▸ What the task asks
Sort through the entries below and pull out lines containing the word "this".

Data records

⁂

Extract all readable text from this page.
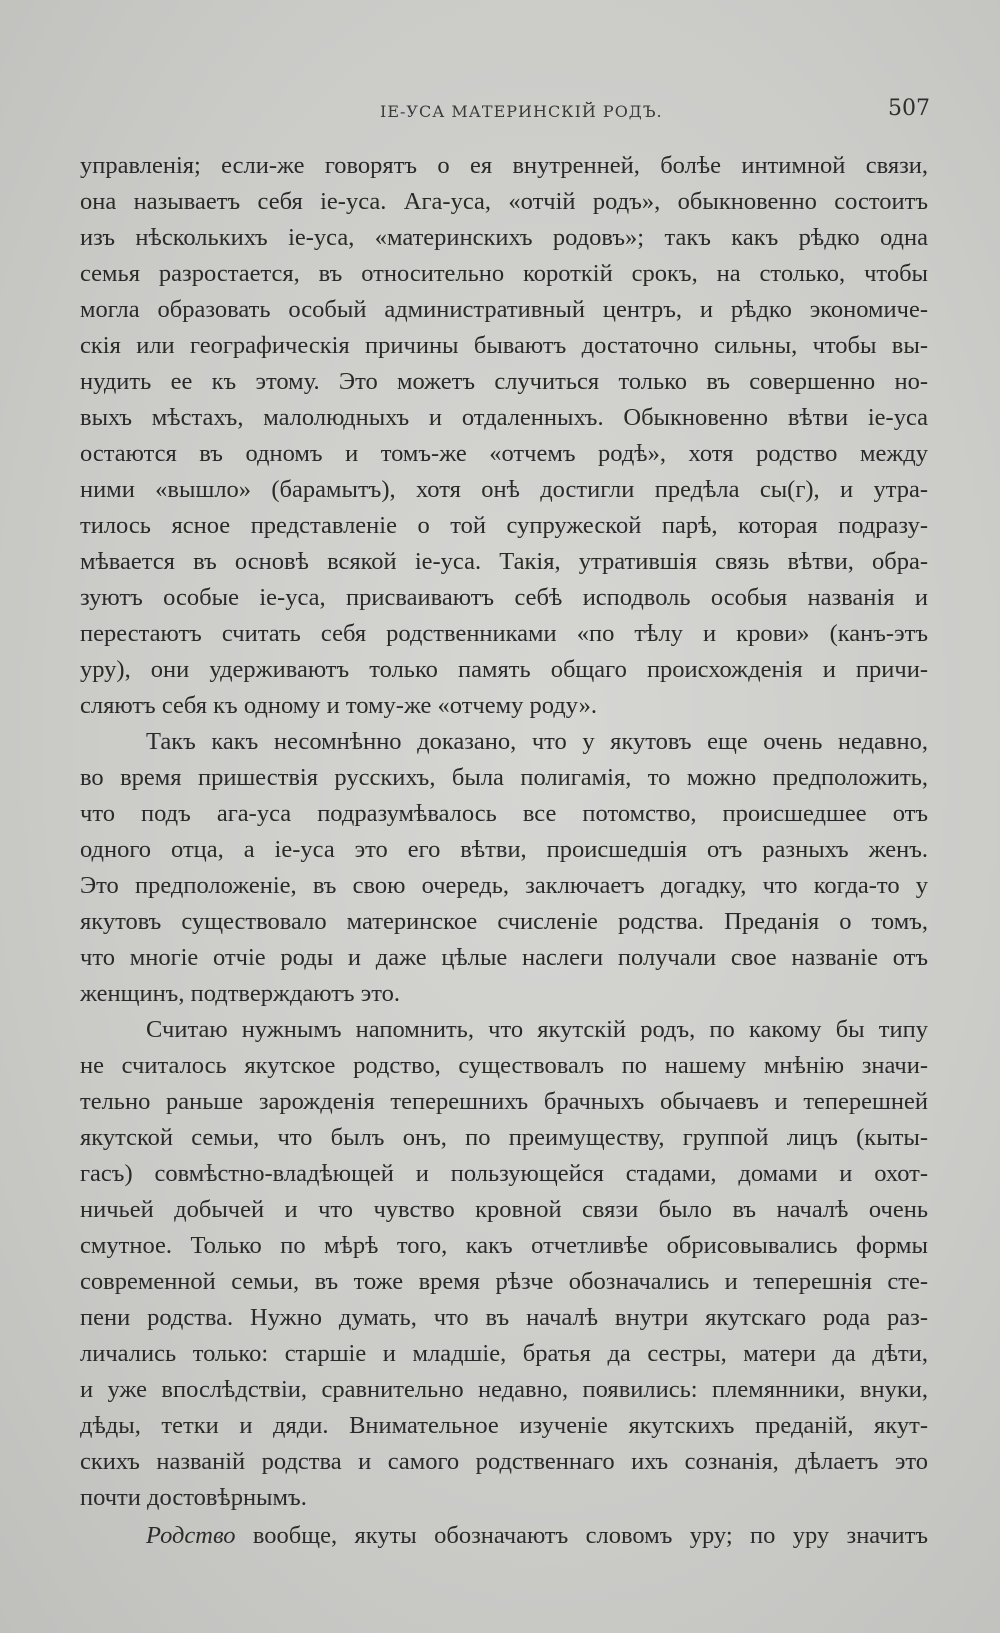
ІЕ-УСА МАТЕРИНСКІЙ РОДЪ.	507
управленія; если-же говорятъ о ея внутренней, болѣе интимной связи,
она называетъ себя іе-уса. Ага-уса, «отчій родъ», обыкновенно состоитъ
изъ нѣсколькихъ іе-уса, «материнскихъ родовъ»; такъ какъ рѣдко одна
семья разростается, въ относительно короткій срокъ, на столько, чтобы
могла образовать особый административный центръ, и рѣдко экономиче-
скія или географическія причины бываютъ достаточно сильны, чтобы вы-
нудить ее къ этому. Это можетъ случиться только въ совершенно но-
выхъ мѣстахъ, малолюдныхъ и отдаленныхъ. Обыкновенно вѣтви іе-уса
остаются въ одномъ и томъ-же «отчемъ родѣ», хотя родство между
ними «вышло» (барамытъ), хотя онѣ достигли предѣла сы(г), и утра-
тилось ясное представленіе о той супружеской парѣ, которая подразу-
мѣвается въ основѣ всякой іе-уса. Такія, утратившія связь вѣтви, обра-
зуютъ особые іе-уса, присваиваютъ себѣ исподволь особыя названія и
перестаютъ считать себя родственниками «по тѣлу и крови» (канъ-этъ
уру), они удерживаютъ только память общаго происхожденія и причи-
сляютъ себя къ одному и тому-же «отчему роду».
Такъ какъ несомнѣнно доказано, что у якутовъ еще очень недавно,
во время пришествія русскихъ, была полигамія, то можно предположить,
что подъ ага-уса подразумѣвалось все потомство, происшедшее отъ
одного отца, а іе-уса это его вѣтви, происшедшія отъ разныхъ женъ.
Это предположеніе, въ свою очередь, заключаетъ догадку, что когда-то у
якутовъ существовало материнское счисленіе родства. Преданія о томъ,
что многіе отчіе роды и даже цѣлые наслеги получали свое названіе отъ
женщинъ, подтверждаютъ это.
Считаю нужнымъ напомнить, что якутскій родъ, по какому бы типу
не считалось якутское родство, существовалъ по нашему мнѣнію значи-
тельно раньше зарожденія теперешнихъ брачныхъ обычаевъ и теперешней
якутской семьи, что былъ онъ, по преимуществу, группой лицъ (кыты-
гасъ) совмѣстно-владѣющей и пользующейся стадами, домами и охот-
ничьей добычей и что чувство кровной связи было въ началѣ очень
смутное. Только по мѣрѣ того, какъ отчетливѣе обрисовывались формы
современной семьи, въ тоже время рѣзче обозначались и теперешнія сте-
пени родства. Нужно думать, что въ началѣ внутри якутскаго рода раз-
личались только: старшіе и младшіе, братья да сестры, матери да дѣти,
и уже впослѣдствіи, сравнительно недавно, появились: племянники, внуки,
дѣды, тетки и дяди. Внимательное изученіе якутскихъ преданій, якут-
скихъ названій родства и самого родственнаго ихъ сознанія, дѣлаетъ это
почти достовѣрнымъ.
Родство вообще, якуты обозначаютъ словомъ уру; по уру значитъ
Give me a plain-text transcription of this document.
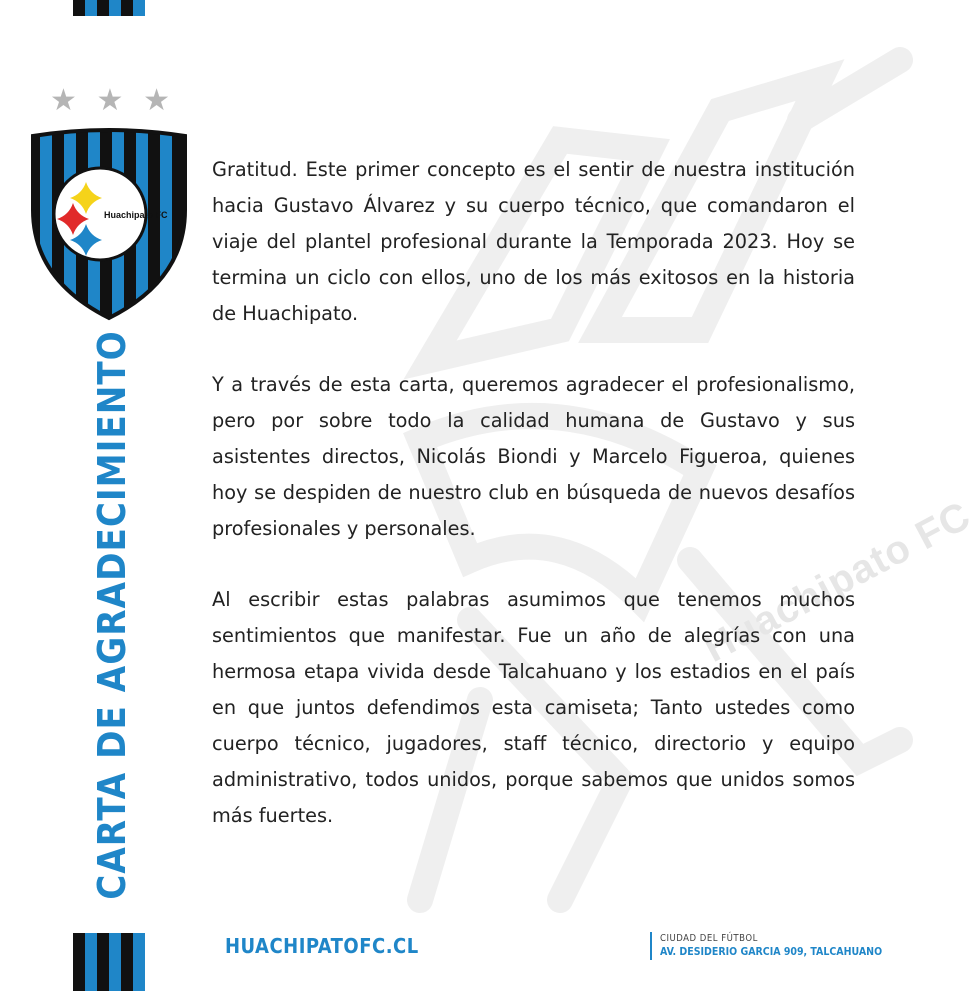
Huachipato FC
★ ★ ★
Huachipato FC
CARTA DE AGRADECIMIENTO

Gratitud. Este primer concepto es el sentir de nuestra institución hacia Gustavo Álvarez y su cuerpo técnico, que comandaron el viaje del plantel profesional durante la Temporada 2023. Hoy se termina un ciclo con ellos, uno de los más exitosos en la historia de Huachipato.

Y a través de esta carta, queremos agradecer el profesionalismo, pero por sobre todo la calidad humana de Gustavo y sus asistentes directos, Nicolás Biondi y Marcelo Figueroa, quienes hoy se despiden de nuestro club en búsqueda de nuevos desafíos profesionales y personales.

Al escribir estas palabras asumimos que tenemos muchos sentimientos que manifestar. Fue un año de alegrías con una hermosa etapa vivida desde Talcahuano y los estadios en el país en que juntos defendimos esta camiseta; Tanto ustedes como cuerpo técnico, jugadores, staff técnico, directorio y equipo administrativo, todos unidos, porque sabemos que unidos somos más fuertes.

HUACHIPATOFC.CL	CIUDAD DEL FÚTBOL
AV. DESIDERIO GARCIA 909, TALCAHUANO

⁂

▸ Reply
Extract all readable text from this page.
Give me a plain-text transcription of this document.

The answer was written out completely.